-- AIM OF THE TASK --
Omit the pictures and return every entry exactly as written.
········
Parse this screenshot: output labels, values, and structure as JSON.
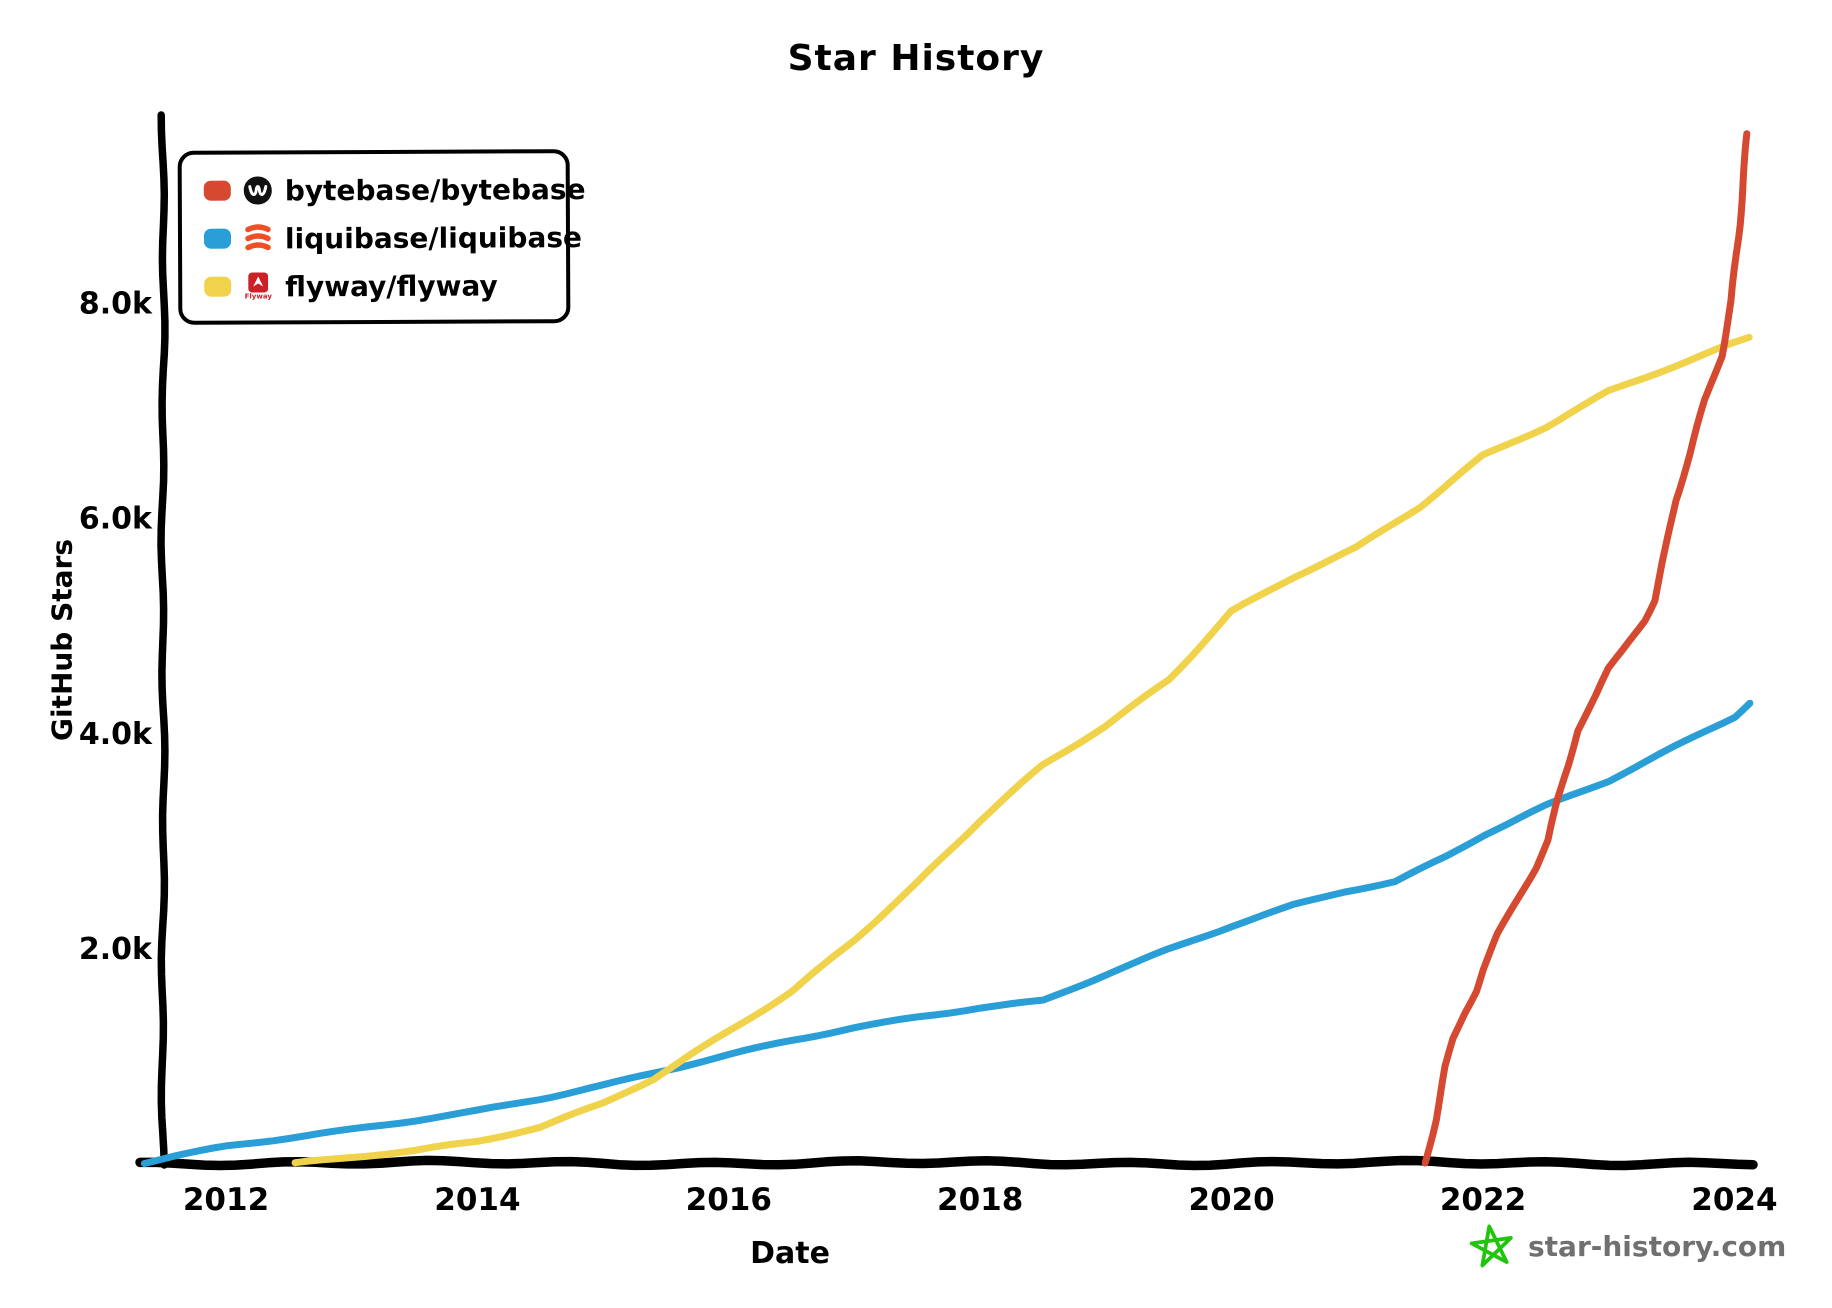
{
  "title": "Star History",
  "legend": {
    "items": [
      {
        "label": "bytebase/bytebase",
        "color": "#d64931",
        "logo": "bytebase-logo",
        "logo_text": ""
      },
      {
        "label": "liquibase/liquibase",
        "color": "#2a9ed6",
        "logo": "liquibase-logo",
        "logo_text": ""
      },
      {
        "label": "flyway/flyway",
        "color": "#f0d34a",
        "logo": "flyway-logo",
        "logo_text": "Flyway"
      }
    ]
  },
  "watermark": {
    "text": "star-history.com",
    "star_color": "#22c50e",
    "text_color": "#707070"
  },
  "chart_data": {
    "type": "line",
    "title": "Star History",
    "xlabel": "Date",
    "ylabel": "GitHub Stars",
    "x_range": [
      2011.3,
      2024.2
    ],
    "y_range": [
      0,
      9700
    ],
    "grid": false,
    "legend_position": "top-left",
    "x_ticks": [
      {
        "value": 2012,
        "label": "2012"
      },
      {
        "value": 2014,
        "label": "2014"
      },
      {
        "value": 2016,
        "label": "2016"
      },
      {
        "value": 2018,
        "label": "2018"
      },
      {
        "value": 2020,
        "label": "2020"
      },
      {
        "value": 2022,
        "label": "2022"
      },
      {
        "value": 2024,
        "label": "2024"
      }
    ],
    "y_ticks": [
      {
        "value": 2000,
        "label": "2.0k"
      },
      {
        "value": 4000,
        "label": "4.0k"
      },
      {
        "value": 6000,
        "label": "6.0k"
      },
      {
        "value": 8000,
        "label": "8.0k"
      }
    ],
    "series": [
      {
        "name": "bytebase/bytebase",
        "color": "#d64931",
        "points": [
          [
            2021.54,
            0
          ],
          [
            2021.62,
            400
          ],
          [
            2021.7,
            900
          ],
          [
            2021.76,
            1160
          ],
          [
            2021.85,
            1400
          ],
          [
            2021.94,
            1600
          ],
          [
            2022.0,
            1800
          ],
          [
            2022.12,
            2130
          ],
          [
            2022.25,
            2400
          ],
          [
            2022.42,
            2740
          ],
          [
            2022.52,
            3000
          ],
          [
            2022.6,
            3370
          ],
          [
            2022.68,
            3700
          ],
          [
            2022.75,
            4020
          ],
          [
            2022.9,
            4350
          ],
          [
            2023.0,
            4600
          ],
          [
            2023.16,
            4860
          ],
          [
            2023.28,
            5050
          ],
          [
            2023.36,
            5230
          ],
          [
            2023.45,
            5700
          ],
          [
            2023.53,
            6160
          ],
          [
            2023.65,
            6600
          ],
          [
            2023.77,
            7090
          ],
          [
            2023.9,
            7500
          ],
          [
            2023.98,
            8020
          ],
          [
            2024.03,
            8600
          ],
          [
            2024.07,
            9200
          ],
          [
            2024.1,
            9570
          ]
        ]
      },
      {
        "name": "liquibase/liquibase",
        "color": "#2a9ed6",
        "points": [
          [
            2011.35,
            0
          ],
          [
            2011.6,
            60
          ],
          [
            2012.0,
            150
          ],
          [
            2012.5,
            230
          ],
          [
            2013.0,
            310
          ],
          [
            2013.5,
            400
          ],
          [
            2014.0,
            490
          ],
          [
            2014.5,
            600
          ],
          [
            2015.0,
            720
          ],
          [
            2015.5,
            860
          ],
          [
            2016.0,
            1000
          ],
          [
            2016.5,
            1140
          ],
          [
            2017.0,
            1260
          ],
          [
            2017.5,
            1360
          ],
          [
            2018.0,
            1450
          ],
          [
            2018.5,
            1510
          ],
          [
            2019.0,
            1750
          ],
          [
            2019.5,
            1980
          ],
          [
            2020.0,
            2200
          ],
          [
            2020.5,
            2400
          ],
          [
            2020.9,
            2530
          ],
          [
            2021.3,
            2620
          ],
          [
            2021.7,
            2850
          ],
          [
            2022.0,
            3050
          ],
          [
            2022.5,
            3320
          ],
          [
            2023.0,
            3550
          ],
          [
            2023.5,
            3850
          ],
          [
            2024.0,
            4150
          ],
          [
            2024.12,
            4280
          ]
        ]
      },
      {
        "name": "flyway/flyway",
        "color": "#f0d34a",
        "points": [
          [
            2012.55,
            0
          ],
          [
            2013.0,
            60
          ],
          [
            2013.5,
            120
          ],
          [
            2014.0,
            200
          ],
          [
            2014.5,
            330
          ],
          [
            2015.0,
            550
          ],
          [
            2015.4,
            780
          ],
          [
            2016.0,
            1230
          ],
          [
            2016.5,
            1600
          ],
          [
            2017.0,
            2080
          ],
          [
            2017.5,
            2600
          ],
          [
            2018.0,
            3180
          ],
          [
            2018.5,
            3700
          ],
          [
            2019.0,
            4070
          ],
          [
            2019.5,
            4500
          ],
          [
            2020.0,
            5130
          ],
          [
            2020.5,
            5450
          ],
          [
            2021.0,
            5720
          ],
          [
            2021.5,
            6100
          ],
          [
            2022.0,
            6580
          ],
          [
            2022.5,
            6850
          ],
          [
            2023.0,
            7180
          ],
          [
            2023.5,
            7400
          ],
          [
            2024.0,
            7620
          ],
          [
            2024.12,
            7670
          ]
        ]
      }
    ]
  }
}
········
-- SOLUTION BELOW --
Parse this screenshot: output labels, values, and structure as JSON.
{
  "title": "Star History",
  "legend": {
    "items": [
      {
        "label": "bytebase/bytebase",
        "color": "#d64931",
        "logo": "bytebase-logo",
        "logo_text": ""
      },
      {
        "label": "liquibase/liquibase",
        "color": "#2a9ed6",
        "logo": "liquibase-logo",
        "logo_text": ""
      },
      {
        "label": "flyway/flyway",
        "color": "#f0d34a",
        "logo": "flyway-logo",
        "logo_text": "Flyway"
      }
    ]
  },
  "watermark": {
    "text": "star-history.com",
    "star_color": "#22c50e",
    "text_color": "#707070"
  },
  "chart_data": {
    "type": "line",
    "title": "Star History",
    "xlabel": "Date",
    "ylabel": "GitHub Stars",
    "x_range": [
      2011.3,
      2024.2
    ],
    "y_range": [
      0,
      9700
    ],
    "grid": false,
    "legend_position": "top-left",
    "x_ticks": [
      {
        "value": 2012,
        "label": "2012"
      },
      {
        "value": 2014,
        "label": "2014"
      },
      {
        "value": 2016,
        "label": "2016"
      },
      {
        "value": 2018,
        "label": "2018"
      },
      {
        "value": 2020,
        "label": "2020"
      },
      {
        "value": 2022,
        "label": "2022"
      },
      {
        "value": 2024,
        "label": "2024"
      }
    ],
    "y_ticks": [
      {
        "value": 2000,
        "label": "2.0k"
      },
      {
        "value": 4000,
        "label": "4.0k"
      },
      {
        "value": 6000,
        "label": "6.0k"
      },
      {
        "value": 8000,
        "label": "8.0k"
      }
    ],
    "series": [
      {
        "name": "bytebase/bytebase",
        "color": "#d64931",
        "points": [
          [
            2021.54,
            0
          ],
          [
            2021.62,
            400
          ],
          [
            2021.7,
            900
          ],
          [
            2021.76,
            1160
          ],
          [
            2021.85,
            1400
          ],
          [
            2021.94,
            1600
          ],
          [
            2022.0,
            1800
          ],
          [
            2022.12,
            2130
          ],
          [
            2022.25,
            2400
          ],
          [
            2022.42,
            2740
          ],
          [
            2022.52,
            3000
          ],
          [
            2022.6,
            3370
          ],
          [
            2022.68,
            3700
          ],
          [
            2022.75,
            4020
          ],
          [
            2022.9,
            4350
          ],
          [
            2023.0,
            4600
          ],
          [
            2023.16,
            4860
          ],
          [
            2023.28,
            5050
          ],
          [
            2023.36,
            5230
          ],
          [
            2023.45,
            5700
          ],
          [
            2023.53,
            6160
          ],
          [
            2023.65,
            6600
          ],
          [
            2023.77,
            7090
          ],
          [
            2023.9,
            7500
          ],
          [
            2023.98,
            8020
          ],
          [
            2024.03,
            8600
          ],
          [
            2024.07,
            9200
          ],
          [
            2024.1,
            9570
          ]
        ]
      },
      {
        "name": "liquibase/liquibase",
        "color": "#2a9ed6",
        "points": [
          [
            2011.35,
            0
          ],
          [
            2011.6,
            60
          ],
          [
            2012.0,
            150
          ],
          [
            2012.5,
            230
          ],
          [
            2013.0,
            310
          ],
          [
            2013.5,
            400
          ],
          [
            2014.0,
            490
          ],
          [
            2014.5,
            600
          ],
          [
            2015.0,
            720
          ],
          [
            2015.5,
            860
          ],
          [
            2016.0,
            1000
          ],
          [
            2016.5,
            1140
          ],
          [
            2017.0,
            1260
          ],
          [
            2017.5,
            1360
          ],
          [
            2018.0,
            1450
          ],
          [
            2018.5,
            1510
          ],
          [
            2019.0,
            1750
          ],
          [
            2019.5,
            1980
          ],
          [
            2020.0,
            2200
          ],
          [
            2020.5,
            2400
          ],
          [
            2020.9,
            2530
          ],
          [
            2021.3,
            2620
          ],
          [
            2021.7,
            2850
          ],
          [
            2022.0,
            3050
          ],
          [
            2022.5,
            3320
          ],
          [
            2023.0,
            3550
          ],
          [
            2023.5,
            3850
          ],
          [
            2024.0,
            4150
          ],
          [
            2024.12,
            4280
          ]
        ]
      },
      {
        "name": "flyway/flyway",
        "color": "#f0d34a",
        "points": [
          [
            2012.55,
            0
          ],
          [
            2013.0,
            60
          ],
          [
            2013.5,
            120
          ],
          [
            2014.0,
            200
          ],
          [
            2014.5,
            330
          ],
          [
            2015.0,
            550
          ],
          [
            2015.4,
            780
          ],
          [
            2016.0,
            1230
          ],
          [
            2016.5,
            1600
          ],
          [
            2017.0,
            2080
          ],
          [
            2017.5,
            2600
          ],
          [
            2018.0,
            3180
          ],
          [
            2018.5,
            3700
          ],
          [
            2019.0,
            4070
          ],
          [
            2019.5,
            4500
          ],
          [
            2020.0,
            5130
          ],
          [
            2020.5,
            5450
          ],
          [
            2021.0,
            5720
          ],
          [
            2021.5,
            6100
          ],
          [
            2022.0,
            6580
          ],
          [
            2022.5,
            6850
          ],
          [
            2023.0,
            7180
          ],
          [
            2023.5,
            7400
          ],
          [
            2024.0,
            7620
          ],
          [
            2024.12,
            7670
          ]
        ]
      }
    ]
  }
}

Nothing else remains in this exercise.